* **本文抜粋**

☆ ☆ ☆ ☆

(19)【発行国】日本国特許庁(JP)
(12)【公報種別】特許公報(B2)
(11)【特許番号】
(24)【登録日】2024-11-01
(45)【発行日】2024-11-12
(54)【発明の名称】膝屈曲角度を調節する変調ノルディックハムストリングエクササイズ方法、及びそのためのデバイス
(51)【国際特許分類】
A63B 23/04 20060101AFI20241105BHJP
【FI】
A63B23/04 Z
(21)【出願番号】P 2020181965
(22)【出願日】2020-10-30
【審査請求日】2023-09-04
(32)【優先日】2019-11-06
(33)【優先権主張国・地域又は機関】US
(73)【特許権者】
【識別番号】899000068
【氏名又は名称】学校法人早稲田大学
(73)【特許権者】
【識別番号】300033452
【氏名又は名称】株式会社リッコー
(74)【代理人】
【識別番号】110003063
【氏名又は名称】弁理士法人牛木国際特許事務所
(72)【発明者】
【氏名】広瀬 統一
(72)【発明者】
【氏名】鶴池 柾叡
(72)【発明者】
【氏名】シモタケ ジュン ニコル
(72)【発明者】
【氏名】原嶋 芳之
【審査官】三田村 陽平
(56)【参考文献】
【文献】特表2015-531632(JP,A)
【文献】実開昭58-112353(JP,U)
【文献】特開2018-038784(JP,A)
【文献】特開2009-268779(JP,A)
(58)【調査した分野】(Int.Cl.,DB名)
A63B 1/00-26/00
(57)【特許請求の範囲】
【請求項1】
ノルディックハムストリングエクササイズ用のデバイスであって、
床上に載置される基台と、傾斜角度を0~70度の範囲で調整可能として前記基台上に設けられる傾斜台と、前記傾斜台の後方端側に略直角に接続されるとともに前記基台に対してピン結合された足裏支持材と、前記足裏支持材の前方側に設けられた足裏当接板と、前記傾斜台の略中間部に一端がピン結合されるとともに他端が前記基台にピン結合された傾斜支持材と、前記傾斜台の前方寄りの略半分に設けられた膝当接板と、を備え、
ノルディックハムストリングの肉離れの予防に貢献できることを特徴とするデバイス。
【請求項2】
請求項1に記載のデバイスを用いる運動方法であって、傾斜台の傾斜角度を20~60度に調節して行うノルディックハムストリングの筋力を強化するための運動方法。
【請求項3】
被験者が前記傾斜台の上で両膝又は片膝でひざまずいて行うことを特徴とする、請求項
2に記載の運動方法。
【請求項4】
被験者の半腱様筋(ST)と比較して、大腿二頭筋長頭筋(BFl)を活性化することを特徴とする、請求項
2または3に記載の運動方法。

☆ ☆ ☆ ☆

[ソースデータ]

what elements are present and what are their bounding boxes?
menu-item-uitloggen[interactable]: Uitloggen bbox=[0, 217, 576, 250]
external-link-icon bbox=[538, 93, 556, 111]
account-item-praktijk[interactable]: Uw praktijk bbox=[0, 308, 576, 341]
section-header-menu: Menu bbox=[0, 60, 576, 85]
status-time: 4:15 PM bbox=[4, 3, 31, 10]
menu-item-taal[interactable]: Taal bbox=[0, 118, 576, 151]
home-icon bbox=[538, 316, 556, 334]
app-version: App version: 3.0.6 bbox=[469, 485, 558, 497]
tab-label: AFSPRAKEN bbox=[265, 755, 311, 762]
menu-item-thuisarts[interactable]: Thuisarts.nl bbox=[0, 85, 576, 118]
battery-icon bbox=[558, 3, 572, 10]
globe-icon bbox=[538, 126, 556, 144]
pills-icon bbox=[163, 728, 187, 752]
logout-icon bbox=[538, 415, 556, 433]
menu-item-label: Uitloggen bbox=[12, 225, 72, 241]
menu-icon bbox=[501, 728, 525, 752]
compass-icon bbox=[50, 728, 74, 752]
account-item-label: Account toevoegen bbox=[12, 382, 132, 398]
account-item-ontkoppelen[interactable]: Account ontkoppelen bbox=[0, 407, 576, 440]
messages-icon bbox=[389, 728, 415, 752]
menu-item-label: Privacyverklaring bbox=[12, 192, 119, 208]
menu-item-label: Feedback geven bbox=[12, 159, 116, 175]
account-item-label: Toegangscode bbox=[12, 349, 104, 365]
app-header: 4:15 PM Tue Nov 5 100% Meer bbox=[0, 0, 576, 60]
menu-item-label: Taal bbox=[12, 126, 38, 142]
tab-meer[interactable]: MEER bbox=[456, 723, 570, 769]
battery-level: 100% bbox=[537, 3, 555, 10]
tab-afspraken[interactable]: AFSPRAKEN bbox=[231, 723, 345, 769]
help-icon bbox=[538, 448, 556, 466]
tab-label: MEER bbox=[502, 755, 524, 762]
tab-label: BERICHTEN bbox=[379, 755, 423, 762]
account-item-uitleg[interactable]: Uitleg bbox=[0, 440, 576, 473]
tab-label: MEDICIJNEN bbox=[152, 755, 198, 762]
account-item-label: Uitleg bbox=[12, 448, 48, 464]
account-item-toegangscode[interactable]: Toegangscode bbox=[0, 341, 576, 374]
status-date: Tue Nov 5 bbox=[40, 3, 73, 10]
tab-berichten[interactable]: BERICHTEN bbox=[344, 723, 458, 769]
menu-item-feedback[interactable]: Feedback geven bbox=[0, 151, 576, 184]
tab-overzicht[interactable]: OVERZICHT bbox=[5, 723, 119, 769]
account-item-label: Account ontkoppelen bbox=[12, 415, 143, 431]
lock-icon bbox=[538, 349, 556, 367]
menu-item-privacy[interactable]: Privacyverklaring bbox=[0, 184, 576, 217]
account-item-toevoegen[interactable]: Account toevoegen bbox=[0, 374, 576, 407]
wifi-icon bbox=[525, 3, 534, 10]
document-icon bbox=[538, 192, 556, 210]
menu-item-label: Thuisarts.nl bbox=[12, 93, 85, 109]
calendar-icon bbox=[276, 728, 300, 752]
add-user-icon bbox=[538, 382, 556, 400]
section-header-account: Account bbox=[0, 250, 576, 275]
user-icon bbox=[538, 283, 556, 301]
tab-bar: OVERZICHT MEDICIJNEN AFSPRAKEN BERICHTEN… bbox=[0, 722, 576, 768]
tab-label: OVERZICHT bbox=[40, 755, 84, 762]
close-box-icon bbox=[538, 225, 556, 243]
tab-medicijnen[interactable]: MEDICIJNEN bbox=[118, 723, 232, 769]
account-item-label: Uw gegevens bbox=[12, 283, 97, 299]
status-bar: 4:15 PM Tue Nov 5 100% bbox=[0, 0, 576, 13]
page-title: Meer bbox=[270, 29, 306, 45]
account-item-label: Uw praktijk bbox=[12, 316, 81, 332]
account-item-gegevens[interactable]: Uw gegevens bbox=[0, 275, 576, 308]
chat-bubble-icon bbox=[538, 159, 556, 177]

☆ ☆ ☆ ☆

* **演習課題**
#1 特許公報のうち、「(58)【調査した分野】(Int.Cl.,DB名)」から「ノルディックハムストリングの肉離れの予防に貢献できることを特徴とするデバイス。」までの部分をすべて原文どおりに書き写してください。
#2 特許公報の請求項1によると、傾斜台の傾斜角度はどの範囲で調整可能とされていますか。

* **演習の解答**
#1
(58)【調査した分野】(Int.Cl.,DB名)
A63B 1/00-26/00
(57)【特許請求の範囲】
【請求項1】
ノルディックハムストリングエクササイズ用のデバイスであって、
床上に載置される基台と、傾斜角度を0~70度の範囲で調整可能として前記基台上に設けられる傾斜台と、前記傾斜台の後方端側に略直角に接続されるとともに前記基台に対してピン結合された足裏支持材と、前記足裏支持材の前方側に設けられた足裏当接板と、前記傾斜台の略中間部に一端がピン結合されるとともに他端が前記基台にピン結合された傾斜支持材と、前記傾斜台の前方寄りの略半分に設けられた膝当接板と、を備え、
ノルディックハムストリングの肉離れの予防に貢献できることを特徴とするデバイス。

#2 0~70度の範囲です。